The Vocation of Music in the Divine Service

We Lutherans, who are heirs of Johann Sebastian Bach and so many other great composers of sacred music, certainly understand that various instruments can be used faithfully in the liturgical context to God’s glory.   But what are some important considerations with respect to music in the Divine Service in the way it is used and selected with integrity?

Thesis I – Nothing comes into the Divine Service “as is” from the world’s use.  It must be sanctified.

Music is powerful but this power can be both negative and positive, and not simply from the perspective of taste or preference.   Music can manipulate the emotions and senses greatly regardless of context or purpose.   God calls out of darkness into His marvelous light and we become holy as a gift of God when we are brought to faith in Christ our crucified and risen Lord.   God’s creation is and will be transformed and on the Last Day God will make a new heaven and a new earth.

- - - -

#### OBJECTIVE 1:
Quote every sentence in the text on music in the Divine Service that contains the word "God" in any form.
#### OBJECTIVE 2:
Reproduce the records word for word, from their first line up to and including the line that contains "storage-value-label: Value xyxy=(134,169,147,175)".

- - - -

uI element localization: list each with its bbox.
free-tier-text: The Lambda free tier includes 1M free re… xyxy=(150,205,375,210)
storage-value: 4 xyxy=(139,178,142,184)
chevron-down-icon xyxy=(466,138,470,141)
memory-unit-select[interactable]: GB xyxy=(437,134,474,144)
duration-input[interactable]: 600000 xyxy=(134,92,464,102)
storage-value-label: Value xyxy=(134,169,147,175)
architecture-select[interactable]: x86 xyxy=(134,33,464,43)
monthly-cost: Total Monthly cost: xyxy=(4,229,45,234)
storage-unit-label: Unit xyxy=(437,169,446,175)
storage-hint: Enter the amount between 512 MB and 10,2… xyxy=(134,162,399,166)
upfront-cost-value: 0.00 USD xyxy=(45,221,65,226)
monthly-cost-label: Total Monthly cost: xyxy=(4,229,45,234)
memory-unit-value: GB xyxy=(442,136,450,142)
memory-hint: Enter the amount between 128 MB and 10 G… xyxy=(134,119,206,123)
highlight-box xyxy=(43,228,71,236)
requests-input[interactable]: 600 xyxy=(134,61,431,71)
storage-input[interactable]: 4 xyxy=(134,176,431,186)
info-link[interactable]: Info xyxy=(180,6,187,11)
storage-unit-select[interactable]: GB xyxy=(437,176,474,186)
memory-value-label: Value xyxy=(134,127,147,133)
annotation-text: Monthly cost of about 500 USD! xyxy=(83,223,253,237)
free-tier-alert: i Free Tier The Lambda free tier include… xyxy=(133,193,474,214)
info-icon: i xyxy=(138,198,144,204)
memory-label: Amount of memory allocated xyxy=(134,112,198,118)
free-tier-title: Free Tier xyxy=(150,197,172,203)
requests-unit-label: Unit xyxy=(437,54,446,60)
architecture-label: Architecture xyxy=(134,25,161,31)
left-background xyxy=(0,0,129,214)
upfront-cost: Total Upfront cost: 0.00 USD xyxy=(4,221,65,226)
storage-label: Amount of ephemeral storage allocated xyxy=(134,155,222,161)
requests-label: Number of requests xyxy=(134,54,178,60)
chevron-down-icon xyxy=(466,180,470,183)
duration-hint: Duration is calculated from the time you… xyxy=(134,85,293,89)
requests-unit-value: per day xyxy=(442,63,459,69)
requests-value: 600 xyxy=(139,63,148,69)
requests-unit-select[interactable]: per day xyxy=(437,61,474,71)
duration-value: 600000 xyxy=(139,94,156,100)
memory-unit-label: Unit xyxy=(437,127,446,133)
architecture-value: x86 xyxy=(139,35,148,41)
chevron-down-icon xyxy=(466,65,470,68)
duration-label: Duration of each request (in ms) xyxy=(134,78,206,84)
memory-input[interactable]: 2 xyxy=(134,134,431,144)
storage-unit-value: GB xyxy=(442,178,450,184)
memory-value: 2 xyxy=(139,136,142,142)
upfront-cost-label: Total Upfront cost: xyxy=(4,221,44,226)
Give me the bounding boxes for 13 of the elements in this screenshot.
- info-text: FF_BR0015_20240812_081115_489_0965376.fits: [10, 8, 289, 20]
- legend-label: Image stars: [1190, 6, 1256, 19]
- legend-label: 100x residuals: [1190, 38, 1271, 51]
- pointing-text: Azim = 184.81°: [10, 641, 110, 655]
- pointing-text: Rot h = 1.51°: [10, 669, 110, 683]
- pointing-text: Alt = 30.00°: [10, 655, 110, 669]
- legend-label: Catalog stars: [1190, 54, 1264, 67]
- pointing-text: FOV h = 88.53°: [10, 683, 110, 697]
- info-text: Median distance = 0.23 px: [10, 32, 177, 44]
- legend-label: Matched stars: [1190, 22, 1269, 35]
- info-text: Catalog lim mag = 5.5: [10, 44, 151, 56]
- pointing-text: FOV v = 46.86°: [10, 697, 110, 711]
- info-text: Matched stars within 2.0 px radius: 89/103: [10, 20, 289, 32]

- - - -

#### WRITTEN ANSWER 1:
We Lutherans, who are heirs of Johann Sebastian Bach and so many other great composers of sacred music, certainly understand that various instruments can be used faithfully in the liturgical context to God’s glory.
God calls out of darkness into His marvelous light and we become holy as a gift of God when we are brought to faith in Christ our crucified and risen Lord.
God’s creation is and will be transformed and on the Last Day God will make a new heaven and a new earth.

#### WRITTEN ANSWER 2:
uI element localization: list each with its bbox.
free-tier-text: The Lambda free tier includes 1M free re… xyxy=(150,205,375,210)
storage-value: 4 xyxy=(139,178,142,184)
chevron-down-icon xyxy=(466,138,470,141)
memory-unit-select[interactable]: GB xyxy=(437,134,474,144)
duration-input[interactable]: 600000 xyxy=(134,92,464,102)
storage-value-label: Value xyxy=(134,169,147,175)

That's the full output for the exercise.